::: INPUT FOR THIS TASK
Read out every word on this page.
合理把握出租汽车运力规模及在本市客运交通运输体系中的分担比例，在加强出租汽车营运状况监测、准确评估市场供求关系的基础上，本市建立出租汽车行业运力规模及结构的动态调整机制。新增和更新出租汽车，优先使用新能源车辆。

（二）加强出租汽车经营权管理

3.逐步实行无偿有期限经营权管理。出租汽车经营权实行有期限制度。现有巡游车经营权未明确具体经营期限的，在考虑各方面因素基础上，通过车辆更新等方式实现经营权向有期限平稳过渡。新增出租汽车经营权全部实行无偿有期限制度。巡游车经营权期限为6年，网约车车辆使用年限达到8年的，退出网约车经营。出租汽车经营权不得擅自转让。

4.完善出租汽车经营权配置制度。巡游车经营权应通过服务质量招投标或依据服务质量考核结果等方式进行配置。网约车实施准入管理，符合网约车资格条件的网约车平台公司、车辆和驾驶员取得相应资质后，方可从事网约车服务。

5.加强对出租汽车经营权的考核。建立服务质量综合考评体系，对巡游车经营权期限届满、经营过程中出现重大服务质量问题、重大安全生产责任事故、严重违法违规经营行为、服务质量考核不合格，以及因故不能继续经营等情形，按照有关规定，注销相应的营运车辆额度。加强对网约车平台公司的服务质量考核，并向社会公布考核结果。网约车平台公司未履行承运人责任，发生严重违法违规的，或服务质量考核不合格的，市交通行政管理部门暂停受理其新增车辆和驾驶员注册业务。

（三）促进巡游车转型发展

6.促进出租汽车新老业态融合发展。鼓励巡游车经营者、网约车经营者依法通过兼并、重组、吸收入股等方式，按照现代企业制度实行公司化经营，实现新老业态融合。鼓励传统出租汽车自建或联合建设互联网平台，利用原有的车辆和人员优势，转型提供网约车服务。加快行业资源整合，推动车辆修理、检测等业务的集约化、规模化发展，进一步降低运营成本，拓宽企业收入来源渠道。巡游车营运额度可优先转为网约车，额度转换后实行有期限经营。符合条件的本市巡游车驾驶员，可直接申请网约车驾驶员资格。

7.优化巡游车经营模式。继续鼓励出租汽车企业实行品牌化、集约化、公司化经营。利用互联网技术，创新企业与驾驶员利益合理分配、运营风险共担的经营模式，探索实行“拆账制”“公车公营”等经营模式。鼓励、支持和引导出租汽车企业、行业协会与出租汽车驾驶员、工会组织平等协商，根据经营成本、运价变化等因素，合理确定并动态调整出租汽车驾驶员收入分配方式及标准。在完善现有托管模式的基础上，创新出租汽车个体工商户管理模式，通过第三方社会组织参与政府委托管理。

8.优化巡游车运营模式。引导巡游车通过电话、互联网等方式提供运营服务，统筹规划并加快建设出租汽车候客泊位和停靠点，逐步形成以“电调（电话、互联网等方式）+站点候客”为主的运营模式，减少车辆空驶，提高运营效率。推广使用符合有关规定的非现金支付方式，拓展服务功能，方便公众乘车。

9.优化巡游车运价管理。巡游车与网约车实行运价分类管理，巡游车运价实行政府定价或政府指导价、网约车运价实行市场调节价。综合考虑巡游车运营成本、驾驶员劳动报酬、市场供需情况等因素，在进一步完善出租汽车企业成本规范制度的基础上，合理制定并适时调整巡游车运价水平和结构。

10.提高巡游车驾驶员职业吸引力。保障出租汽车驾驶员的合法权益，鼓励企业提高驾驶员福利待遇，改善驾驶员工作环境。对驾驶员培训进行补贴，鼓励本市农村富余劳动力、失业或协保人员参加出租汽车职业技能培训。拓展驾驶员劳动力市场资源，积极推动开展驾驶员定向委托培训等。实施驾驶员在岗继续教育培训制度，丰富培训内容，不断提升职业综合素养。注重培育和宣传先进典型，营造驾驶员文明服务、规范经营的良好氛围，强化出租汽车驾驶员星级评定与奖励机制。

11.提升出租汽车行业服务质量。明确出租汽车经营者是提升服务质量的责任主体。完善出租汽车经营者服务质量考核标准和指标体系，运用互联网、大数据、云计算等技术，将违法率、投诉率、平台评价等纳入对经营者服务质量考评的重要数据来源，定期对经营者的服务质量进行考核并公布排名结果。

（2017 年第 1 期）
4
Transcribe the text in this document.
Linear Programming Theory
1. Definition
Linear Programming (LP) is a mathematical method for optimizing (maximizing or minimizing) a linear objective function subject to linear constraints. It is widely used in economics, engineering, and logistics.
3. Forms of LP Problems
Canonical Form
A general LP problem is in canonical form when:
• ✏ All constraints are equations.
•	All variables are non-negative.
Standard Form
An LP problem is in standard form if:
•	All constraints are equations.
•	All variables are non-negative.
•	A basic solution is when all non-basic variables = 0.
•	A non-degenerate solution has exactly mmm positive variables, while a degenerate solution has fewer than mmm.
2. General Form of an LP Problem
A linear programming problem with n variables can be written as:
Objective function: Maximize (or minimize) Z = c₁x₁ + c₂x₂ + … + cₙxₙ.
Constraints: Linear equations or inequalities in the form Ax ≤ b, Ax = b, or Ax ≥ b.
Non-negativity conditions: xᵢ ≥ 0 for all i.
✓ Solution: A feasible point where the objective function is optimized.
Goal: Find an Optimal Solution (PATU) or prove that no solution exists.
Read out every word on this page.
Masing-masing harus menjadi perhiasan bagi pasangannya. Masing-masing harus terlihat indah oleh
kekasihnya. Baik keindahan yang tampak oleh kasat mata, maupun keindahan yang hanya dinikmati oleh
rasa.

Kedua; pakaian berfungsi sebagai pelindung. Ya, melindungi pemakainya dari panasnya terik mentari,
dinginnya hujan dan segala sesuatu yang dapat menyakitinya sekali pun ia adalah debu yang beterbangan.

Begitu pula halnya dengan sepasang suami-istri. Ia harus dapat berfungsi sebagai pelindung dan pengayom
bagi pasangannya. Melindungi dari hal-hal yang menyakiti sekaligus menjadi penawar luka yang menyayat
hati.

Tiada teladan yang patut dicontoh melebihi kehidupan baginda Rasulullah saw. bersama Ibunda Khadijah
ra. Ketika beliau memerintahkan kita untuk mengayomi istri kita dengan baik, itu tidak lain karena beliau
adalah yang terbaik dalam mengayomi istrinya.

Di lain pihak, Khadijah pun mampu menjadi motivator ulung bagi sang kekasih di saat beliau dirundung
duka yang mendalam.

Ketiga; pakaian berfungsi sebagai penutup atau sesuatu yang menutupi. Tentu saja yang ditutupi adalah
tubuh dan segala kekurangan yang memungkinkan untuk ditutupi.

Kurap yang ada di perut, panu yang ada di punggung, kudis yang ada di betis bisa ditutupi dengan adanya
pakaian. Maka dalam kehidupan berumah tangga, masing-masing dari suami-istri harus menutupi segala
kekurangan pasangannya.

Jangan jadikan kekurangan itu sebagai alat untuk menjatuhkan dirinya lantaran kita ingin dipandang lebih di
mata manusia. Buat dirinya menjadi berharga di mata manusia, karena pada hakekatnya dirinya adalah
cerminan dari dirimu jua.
::::::
DO THIS - Which lines above contain "kehidupan"? Show each of them.

COMPLETED TASK -
Tiada teladan yang patut dicontoh melebihi kehidupan baginda Rasulullah saw. bersama Ibunda Khadijah
pakaian. Maka dalam kehidupan berumah tangga, masing-masing dari suami-istri harus menutupi segala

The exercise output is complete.